GIVEN INSTRUCTION:
Check each line of the listing below for the string "seconds", and copy the ones that have it.

════

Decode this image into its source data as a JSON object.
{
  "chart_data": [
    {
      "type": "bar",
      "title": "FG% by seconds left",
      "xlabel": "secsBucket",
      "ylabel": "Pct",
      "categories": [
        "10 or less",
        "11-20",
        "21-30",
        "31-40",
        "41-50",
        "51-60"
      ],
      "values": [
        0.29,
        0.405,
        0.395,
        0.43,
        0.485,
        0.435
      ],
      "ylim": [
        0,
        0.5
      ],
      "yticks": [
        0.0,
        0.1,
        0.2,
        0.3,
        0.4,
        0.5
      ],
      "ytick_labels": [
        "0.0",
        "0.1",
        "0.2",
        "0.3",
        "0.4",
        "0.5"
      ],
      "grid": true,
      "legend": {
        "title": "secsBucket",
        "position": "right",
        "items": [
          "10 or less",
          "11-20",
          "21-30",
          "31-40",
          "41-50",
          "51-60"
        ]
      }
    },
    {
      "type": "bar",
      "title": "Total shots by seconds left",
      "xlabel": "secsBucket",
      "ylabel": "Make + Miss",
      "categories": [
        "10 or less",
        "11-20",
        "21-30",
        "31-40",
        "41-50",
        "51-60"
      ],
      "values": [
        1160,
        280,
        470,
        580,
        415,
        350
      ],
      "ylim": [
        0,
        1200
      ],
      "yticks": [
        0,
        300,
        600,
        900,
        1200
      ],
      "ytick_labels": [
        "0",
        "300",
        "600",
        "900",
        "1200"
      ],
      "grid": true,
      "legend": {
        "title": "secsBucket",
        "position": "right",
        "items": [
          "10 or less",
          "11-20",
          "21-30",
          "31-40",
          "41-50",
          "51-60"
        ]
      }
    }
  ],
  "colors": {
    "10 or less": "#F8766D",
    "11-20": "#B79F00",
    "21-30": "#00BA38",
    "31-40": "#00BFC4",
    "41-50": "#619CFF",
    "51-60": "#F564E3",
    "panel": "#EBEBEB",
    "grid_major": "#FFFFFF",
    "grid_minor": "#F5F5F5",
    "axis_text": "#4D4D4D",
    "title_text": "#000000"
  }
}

════

TASK RESULT:
      "title": "FG% by seconds left",
      "title": "Total shots by seconds left",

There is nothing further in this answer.